* Stored entries
□ □ □ □ □

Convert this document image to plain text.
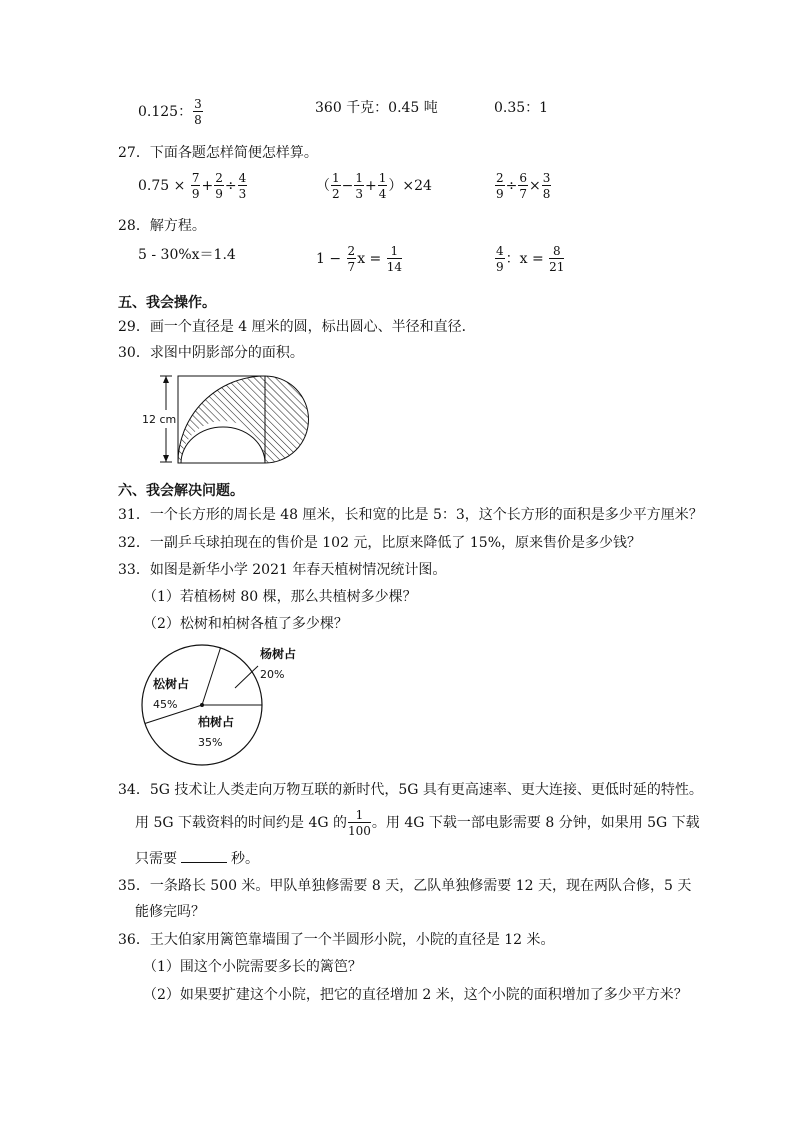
0.125： $\frac{3}{8}$	360 千克：0.45 吨	0.35：1
27．下面各题怎样简便怎样算。
$0.75 \times \frac{7}{9} + \frac{2}{9} \div \frac{4}{3}$	（ $\frac{1}{2} - \frac{1}{3} + \frac{1}{4} )\times 24$	$\frac{2}{9} \div \frac{6}{7} \times \frac{3}{8}$
28．解方程。
5 - 30%x＝1.4	$1 - \frac{2}{7}$ $x = \frac{1}{14}$	$\frac{4}{9}$ ：$x = \frac{8}{21}$
五、我会操作。
29．画一个直径是 4 厘米的圆，标出圆心、半径和直径．
30．求图中阴影部分的面积。
12 cm
六、我会解决问题。
31．一个长方形的周长是 48 厘米，长和宽的比是 5：3，这个长方形的面积是多少平方厘米？
32．一副乒乓球拍现在的售价是 102 元，比原来降低了 15%，原来售价是多少钱？
33．如图是新华小学 2021 年春天植树情况统计图。
（1）若植杨树 80 棵，那么共植树多少棵？
（2）松树和柏树各植了多少棵？
杨树占
20%
柏树占
35%
松树占
45%
34．5G 技术让人类走向万物互联的新时代，5G 具有更高速率、更大连接、更低时延的特性。
用 5G 下载资料的时间约是 4G 的 $\frac{1}{100}$ 。用 4G 下载一部电影需要 8 分钟，如果用 5G 下载
只需要	秒。
35．一条路长 500 米。甲队单独修需要 8 天，乙队单独修需要 12 天，现在两队合修，5 天
能修完吗？
36．王大伯家用篱笆靠墙围了一个半圆形小院，小院的直径是 12 米。
（1）围这个小院需要多长的篱笆？
（2）如果要扩建这个小院，把它的直径增加 2 米，这个小院的面积增加了多少平方米？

□ □ □ □ □

Only a number is wanted: how many lines above include "frac"?

4